- YOUR INSTRUCTIONS
Pick out each line with the word "including" from the material that follows.

(Collected data)
▶
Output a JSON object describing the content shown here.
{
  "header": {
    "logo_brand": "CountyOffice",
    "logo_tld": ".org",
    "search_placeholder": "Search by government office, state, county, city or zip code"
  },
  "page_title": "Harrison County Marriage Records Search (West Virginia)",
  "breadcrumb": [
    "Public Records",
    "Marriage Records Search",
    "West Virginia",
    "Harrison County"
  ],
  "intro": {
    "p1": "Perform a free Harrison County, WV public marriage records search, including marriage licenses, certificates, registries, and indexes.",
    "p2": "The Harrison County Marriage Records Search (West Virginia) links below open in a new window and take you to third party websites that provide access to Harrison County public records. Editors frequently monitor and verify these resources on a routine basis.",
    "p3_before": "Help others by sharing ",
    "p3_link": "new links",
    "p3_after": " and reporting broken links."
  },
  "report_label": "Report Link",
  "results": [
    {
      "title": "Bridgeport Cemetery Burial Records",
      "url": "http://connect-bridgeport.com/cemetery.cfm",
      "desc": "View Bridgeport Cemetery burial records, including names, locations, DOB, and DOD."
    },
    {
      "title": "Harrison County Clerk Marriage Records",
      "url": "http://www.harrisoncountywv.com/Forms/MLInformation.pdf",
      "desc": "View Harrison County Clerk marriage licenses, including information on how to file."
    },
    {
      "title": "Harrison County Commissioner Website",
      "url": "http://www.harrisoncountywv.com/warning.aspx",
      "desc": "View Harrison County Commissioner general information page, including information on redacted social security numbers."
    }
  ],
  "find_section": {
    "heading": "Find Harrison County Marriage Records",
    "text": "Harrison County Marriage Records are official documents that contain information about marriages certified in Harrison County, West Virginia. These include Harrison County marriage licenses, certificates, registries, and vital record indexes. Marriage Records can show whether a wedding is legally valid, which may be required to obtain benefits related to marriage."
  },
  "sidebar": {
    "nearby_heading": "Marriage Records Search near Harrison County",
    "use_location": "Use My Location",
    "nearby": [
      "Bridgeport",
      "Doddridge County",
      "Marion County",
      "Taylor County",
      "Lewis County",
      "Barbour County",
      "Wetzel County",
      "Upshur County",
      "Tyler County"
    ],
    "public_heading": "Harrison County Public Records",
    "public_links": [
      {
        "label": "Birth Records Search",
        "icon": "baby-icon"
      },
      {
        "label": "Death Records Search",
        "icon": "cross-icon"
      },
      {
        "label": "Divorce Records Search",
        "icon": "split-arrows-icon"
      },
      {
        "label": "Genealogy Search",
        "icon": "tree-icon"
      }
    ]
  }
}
◀
- RESPONSE FOR THIS EXERCISE
    "p1": "Perform a free Harrison County, WV public marriage records search, including marriage licenses, certificates, registries, and indexes.",
      "desc": "View Bridgeport Cemetery burial records, including names, locations, DOB, and DOD."
      "desc": "View Harrison County Clerk marriage licenses, including information on how to file."
      "desc": "View Harrison County Commissioner general information page, including information on redacted social security numbers."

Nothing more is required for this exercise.